- YOUR TASK
Go over the entries below line by line, copying each one that contains the word "text".

Dataset entries on figures
Start
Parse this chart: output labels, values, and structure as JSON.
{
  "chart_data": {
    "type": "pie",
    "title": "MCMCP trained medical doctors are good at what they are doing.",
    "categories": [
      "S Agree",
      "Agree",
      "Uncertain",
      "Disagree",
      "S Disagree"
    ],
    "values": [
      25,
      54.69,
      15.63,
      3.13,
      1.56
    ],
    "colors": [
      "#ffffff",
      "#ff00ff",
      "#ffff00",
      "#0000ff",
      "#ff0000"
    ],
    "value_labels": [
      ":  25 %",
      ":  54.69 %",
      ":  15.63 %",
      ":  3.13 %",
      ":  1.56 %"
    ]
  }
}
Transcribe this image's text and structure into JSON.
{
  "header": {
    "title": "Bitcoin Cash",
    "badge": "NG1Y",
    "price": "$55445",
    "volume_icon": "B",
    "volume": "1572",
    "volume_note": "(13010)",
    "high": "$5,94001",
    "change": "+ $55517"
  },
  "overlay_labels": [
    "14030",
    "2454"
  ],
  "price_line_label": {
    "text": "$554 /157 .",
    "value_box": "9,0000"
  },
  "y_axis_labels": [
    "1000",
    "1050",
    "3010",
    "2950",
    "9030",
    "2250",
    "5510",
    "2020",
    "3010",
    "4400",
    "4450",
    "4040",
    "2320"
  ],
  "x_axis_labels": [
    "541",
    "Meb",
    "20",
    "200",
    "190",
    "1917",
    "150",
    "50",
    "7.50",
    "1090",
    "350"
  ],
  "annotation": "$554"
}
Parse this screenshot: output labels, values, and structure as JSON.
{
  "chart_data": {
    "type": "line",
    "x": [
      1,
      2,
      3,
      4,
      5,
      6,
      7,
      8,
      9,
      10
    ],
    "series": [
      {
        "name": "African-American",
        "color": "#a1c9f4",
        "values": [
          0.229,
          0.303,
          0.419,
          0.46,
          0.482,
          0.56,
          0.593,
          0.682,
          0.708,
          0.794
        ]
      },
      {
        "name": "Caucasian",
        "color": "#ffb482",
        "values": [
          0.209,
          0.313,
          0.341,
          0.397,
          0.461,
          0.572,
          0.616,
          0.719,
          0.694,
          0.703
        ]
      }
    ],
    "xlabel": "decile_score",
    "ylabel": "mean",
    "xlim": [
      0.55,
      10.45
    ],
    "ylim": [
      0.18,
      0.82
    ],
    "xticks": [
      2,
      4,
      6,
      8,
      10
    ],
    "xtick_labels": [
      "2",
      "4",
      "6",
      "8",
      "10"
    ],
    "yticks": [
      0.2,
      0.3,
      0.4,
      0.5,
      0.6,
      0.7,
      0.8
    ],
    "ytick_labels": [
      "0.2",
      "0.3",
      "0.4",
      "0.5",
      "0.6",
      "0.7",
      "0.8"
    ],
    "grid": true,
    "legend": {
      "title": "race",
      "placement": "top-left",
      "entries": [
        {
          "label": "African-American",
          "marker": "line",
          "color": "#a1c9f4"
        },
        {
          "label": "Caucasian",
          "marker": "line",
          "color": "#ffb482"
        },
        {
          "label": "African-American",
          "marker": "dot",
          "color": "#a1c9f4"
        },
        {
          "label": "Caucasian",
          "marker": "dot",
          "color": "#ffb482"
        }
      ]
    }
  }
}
End
- RESPONSE TO THE TASK
Transcribe this image's text and structure into JSON.
    "text": "$554 /157 .",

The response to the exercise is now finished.